==== Dataset rows ====

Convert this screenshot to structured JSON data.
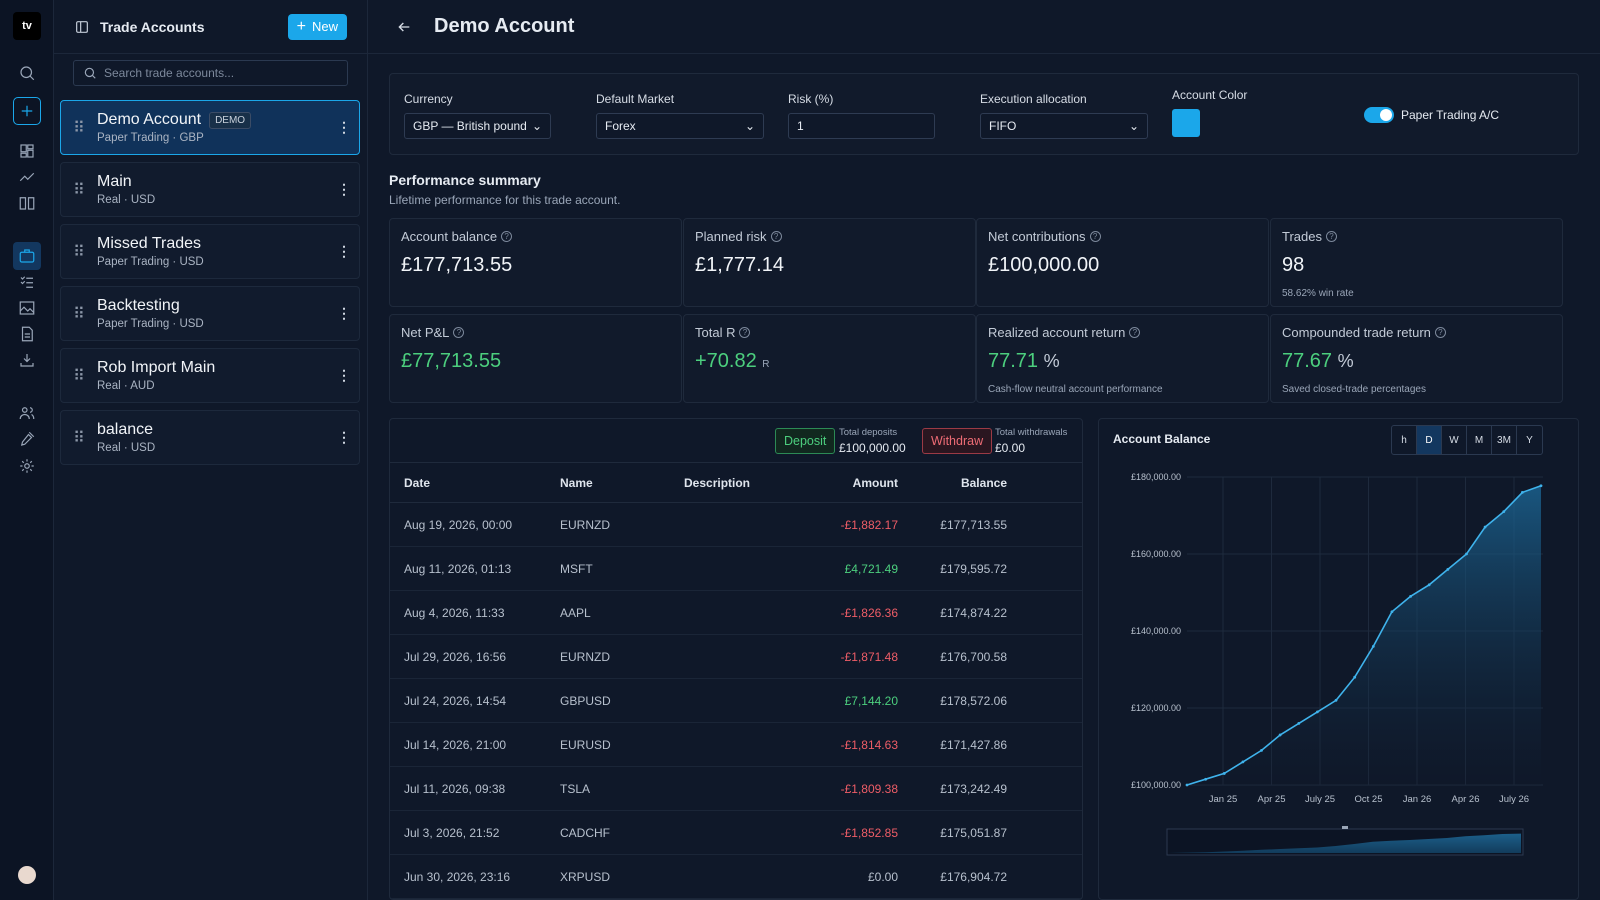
{
  "sidebar": {
    "title": "Trade Accounts",
    "new_label": "New",
    "search_placeholder": "Search trade accounts...",
    "accounts": [
      {
        "name": "Demo Account",
        "badge": "DEMO",
        "sub": "Paper Trading · GBP"
      },
      {
        "name": "Main",
        "sub": "Real · USD"
      },
      {
        "name": "Missed Trades",
        "sub": "Paper Trading · USD"
      },
      {
        "name": "Backtesting",
        "sub": "Paper Trading · USD"
      },
      {
        "name": "Rob Import Main",
        "sub": "Real · AUD"
      },
      {
        "name": "balance",
        "sub": "Real · USD"
      }
    ]
  },
  "header": {
    "title": "Demo Account"
  },
  "settings": {
    "currency_label": "Currency",
    "currency_value": "GBP — British pound",
    "market_label": "Default Market",
    "market_value": "Forex",
    "risk_label": "Risk (%)",
    "risk_value": "1",
    "exec_label": "Execution allocation",
    "exec_value": "FIFO",
    "color_label": "Account Color",
    "color": "#1ba7ea",
    "paper_label": "Paper Trading A/C",
    "paper_on": true
  },
  "performance": {
    "title": "Performance summary",
    "subtitle": "Lifetime performance for this trade account.",
    "cards": [
      {
        "label": "Account balance",
        "value": "£177,713.55"
      },
      {
        "label": "Planned risk",
        "value": "£1,777.14"
      },
      {
        "label": "Net contributions",
        "value": "£100,000.00"
      },
      {
        "label": "Trades",
        "value": "98",
        "note": "58.62% win rate"
      },
      {
        "label": "Net P&L",
        "value": "£77,713.55"
      },
      {
        "label": "Total R",
        "value": "+70.82",
        "unit": "R"
      },
      {
        "label": "Realized account return",
        "value": "77.71",
        "unit": "%",
        "note": "Cash-flow neutral account performance"
      },
      {
        "label": "Compounded trade return",
        "value": "77.67",
        "unit": "%",
        "note": "Saved closed-trade percentages"
      }
    ]
  },
  "transactions": {
    "deposit_label": "Deposit",
    "total_deposits_label": "Total deposits",
    "total_deposits": "£100,000.00",
    "withdraw_label": "Withdraw",
    "total_withdrawals_label": "Total withdrawals",
    "total_withdrawals": "£0.00",
    "headers": [
      "Date",
      "Name",
      "Description",
      "Amount",
      "Balance"
    ],
    "rows": [
      {
        "date": "Aug 19, 2026, 00:00",
        "name": "EURNZD",
        "desc": "",
        "amount": "-£1,882.17",
        "balance": "£177,713.55",
        "sign": "neg"
      },
      {
        "date": "Aug 11, 2026, 01:13",
        "name": "MSFT",
        "desc": "",
        "amount": "£4,721.49",
        "balance": "£179,595.72",
        "sign": "pos"
      },
      {
        "date": "Aug 4, 2026, 11:33",
        "name": "AAPL",
        "desc": "",
        "amount": "-£1,826.36",
        "balance": "£174,874.22",
        "sign": "neg"
      },
      {
        "date": "Jul 29, 2026, 16:56",
        "name": "EURNZD",
        "desc": "",
        "amount": "-£1,871.48",
        "balance": "£176,700.58",
        "sign": "neg"
      },
      {
        "date": "Jul 24, 2026, 14:54",
        "name": "GBPUSD",
        "desc": "",
        "amount": "£7,144.20",
        "balance": "£178,572.06",
        "sign": "pos"
      },
      {
        "date": "Jul 14, 2026, 21:00",
        "name": "EURUSD",
        "desc": "",
        "amount": "-£1,814.63",
        "balance": "£171,427.86",
        "sign": "neg"
      },
      {
        "date": "Jul 11, 2026, 09:38",
        "name": "TSLA",
        "desc": "",
        "amount": "-£1,809.38",
        "balance": "£173,242.49",
        "sign": "neg"
      },
      {
        "date": "Jul 3, 2026, 21:52",
        "name": "CADCHF",
        "desc": "",
        "amount": "-£1,852.85",
        "balance": "£175,051.87",
        "sign": "neg"
      },
      {
        "date": "Jun 30, 2026, 23:16",
        "name": "XRPUSD",
        "desc": "",
        "amount": "£0.00",
        "balance": "£176,904.72",
        "sign": "zero"
      }
    ]
  },
  "chart_panel": {
    "title": "Account Balance",
    "timeframes": [
      "h",
      "D",
      "W",
      "M",
      "3M",
      "Y"
    ],
    "active_timeframe": "D"
  },
  "chart_data": {
    "type": "area",
    "title": "Account Balance",
    "xlabel": "",
    "ylabel": "",
    "x_ticks": [
      "Jan 25",
      "Apr 25",
      "July 25",
      "Oct 25",
      "Jan 26",
      "Apr 26",
      "July 26"
    ],
    "y_ticks": [
      "£100,000.00",
      "£120,000.00",
      "£140,000.00",
      "£160,000.00",
      "£180,000.00"
    ],
    "ylim": [
      100000,
      180000
    ],
    "grid": true,
    "series": [
      {
        "x": [
          "Jan 2025",
          "Feb 2025",
          "Mar 2025",
          "Apr 2025",
          "May 2025",
          "Jun 2025",
          "Jul 2025",
          "Aug 2025",
          "Sep 2025",
          "Oct 2025",
          "Nov 2025",
          "Dec 2025",
          "Jan 2026",
          "Feb 2026",
          "Mar 2026",
          "Apr 2026",
          "May 2026",
          "Jun 2026",
          "Jul 2026",
          "Aug 2026"
        ],
        "values": [
          100000,
          101500,
          103000,
          106000,
          109000,
          113000,
          116000,
          119000,
          122000,
          128000,
          136000,
          145000,
          149000,
          152000,
          156000,
          160000,
          167000,
          171000,
          176000,
          177713.55
        ]
      }
    ],
    "color": "#3fb3ec"
  }
}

====

## [Do this]
Transcribe the material exactly, and leave out whatever pictures it holds.

## [Task result]
Convert this screenshot to structured JSON data.
{
  "sidebar": {
    "title": "Trade Accounts",
    "new_label": "New",
    "search_placeholder": "Search trade accounts...",
    "accounts": [
      {
        "name": "Demo Account",
        "badge": "DEMO",
        "sub": "Paper Trading · GBP"
      },
      {
        "name": "Main",
        "sub": "Real · USD"
      },
      {
        "name": "Missed Trades",
        "sub": "Paper Trading · USD"
      },
      {
        "name": "Backtesting",
        "sub": "Paper Trading · USD"
      },
      {
        "name": "Rob Import Main",
        "sub": "Real · AUD"
      },
      {
        "name": "balance",
        "sub": "Real · USD"
      }
    ]
  },
  "header": {
    "title": "Demo Account"
  },
  "settings": {
    "currency_label": "Currency",
    "currency_value": "GBP — British pound",
    "market_label": "Default Market",
    "market_value": "Forex",
    "risk_label": "Risk (%)",
    "risk_value": "1",
    "exec_label": "Execution allocation",
    "exec_value": "FIFO",
    "color_label": "Account Color",
    "color": "#1ba7ea",
    "paper_label": "Paper Trading A/C",
    "paper_on": true
  },
  "performance": {
    "title": "Performance summary",
    "subtitle": "Lifetime performance for this trade account.",
    "cards": [
      {
        "label": "Account balance",
        "value": "£177,713.55"
      },
      {
        "label": "Planned risk",
        "value": "£1,777.14"
      },
      {
        "label": "Net contributions",
        "value": "£100,000.00"
      },
      {
        "label": "Trades",
        "value": "98",
        "note": "58.62% win rate"
      },
      {
        "label": "Net P&L",
        "value": "£77,713.55"
      },
      {
        "label": "Total R",
        "value": "+70.82",
        "unit": "R"
      },
      {
        "label": "Realized account return",
        "value": "77.71",
        "unit": "%",
        "note": "Cash-flow neutral account performance"
      },
      {
        "label": "Compounded trade return",
        "value": "77.67",
        "unit": "%",
        "note": "Saved closed-trade percentages"
      }
    ]
  },
  "transactions": {
    "deposit_label": "Deposit",
    "total_deposits_label": "Total deposits",
    "total_deposits": "£100,000.00",
    "withdraw_label": "Withdraw",
    "total_withdrawals_label": "Total withdrawals",
    "total_withdrawals": "£0.00",
    "headers": [
      "Date",
      "Name",
      "Description",
      "Amount",
      "Balance"
    ],
    "rows": [
      {
        "date": "Aug 19, 2026, 00:00",
        "name": "EURNZD",
        "desc": "",
        "amount": "-£1,882.17",
        "balance": "£177,713.55",
        "sign": "neg"
      },
      {
        "date": "Aug 11, 2026, 01:13",
        "name": "MSFT",
        "desc": "",
        "amount": "£4,721.49",
        "balance": "£179,595.72",
        "sign": "pos"
      },
      {
        "date": "Aug 4, 2026, 11:33",
        "name": "AAPL",
        "desc": "",
        "amount": "-£1,826.36",
        "balance": "£174,874.22",
        "sign": "neg"
      },
      {
        "date": "Jul 29, 2026, 16:56",
        "name": "EURNZD",
        "desc": "",
        "amount": "-£1,871.48",
        "balance": "£176,700.58",
        "sign": "neg"
      },
      {
        "date": "Jul 24, 2026, 14:54",
        "name": "GBPUSD",
        "desc": "",
        "amount": "£7,144.20",
        "balance": "£178,572.06",
        "sign": "pos"
      },
      {
        "date": "Jul 14, 2026, 21:00",
        "name": "EURUSD",
        "desc": "",
        "amount": "-£1,814.63",
        "balance": "£171,427.86",
        "sign": "neg"
      },
      {
        "date": "Jul 11, 2026, 09:38",
        "name": "TSLA",
        "desc": "",
        "amount": "-£1,809.38",
        "balance": "£173,242.49",
        "sign": "neg"
      },
      {
        "date": "Jul 3, 2026, 21:52",
        "name": "CADCHF",
        "desc": "",
        "amount": "-£1,852.85",
        "balance": "£175,051.87",
        "sign": "neg"
      },
      {
        "date": "Jun 30, 2026, 23:16",
        "name": "XRPUSD",
        "desc": "",
        "amount": "£0.00",
        "balance": "£176,904.72",
        "sign": "zero"
      }
    ]
  },
  "chart_panel": {
    "title": "Account Balance",
    "timeframes": [
      "h",
      "D",
      "W",
      "M",
      "3M",
      "Y"
    ],
    "active_timeframe": "D"
  },
  "chart_data": {
    "type": "area",
    "title": "Account Balance",
    "xlabel": "",
    "ylabel": "",
    "x_ticks": [
      "Jan 25",
      "Apr 25",
      "July 25",
      "Oct 25",
      "Jan 26",
      "Apr 26",
      "July 26"
    ],
    "y_ticks": [
      "£100,000.00",
      "£120,000.00",
      "£140,000.00",
      "£160,000.00",
      "£180,000.00"
    ],
    "ylim": [
      100000,
      180000
    ],
    "grid": true,
    "series": [
      {
        "x": [
          "Jan 2025",
          "Feb 2025",
          "Mar 2025",
          "Apr 2025",
          "May 2025",
          "Jun 2025",
          "Jul 2025",
          "Aug 2025",
          "Sep 2025",
          "Oct 2025",
          "Nov 2025",
          "Dec 2025",
          "Jan 2026",
          "Feb 2026",
          "Mar 2026",
          "Apr 2026",
          "May 2026",
          "Jun 2026",
          "Jul 2026",
          "Aug 2026"
        ],
        "values": [
          100000,
          101500,
          103000,
          106000,
          109000,
          113000,
          116000,
          119000,
          122000,
          128000,
          136000,
          145000,
          149000,
          152000,
          156000,
          160000,
          167000,
          171000,
          176000,
          177713.55
        ]
      }
    ],
    "color": "#3fb3ec"
  }
}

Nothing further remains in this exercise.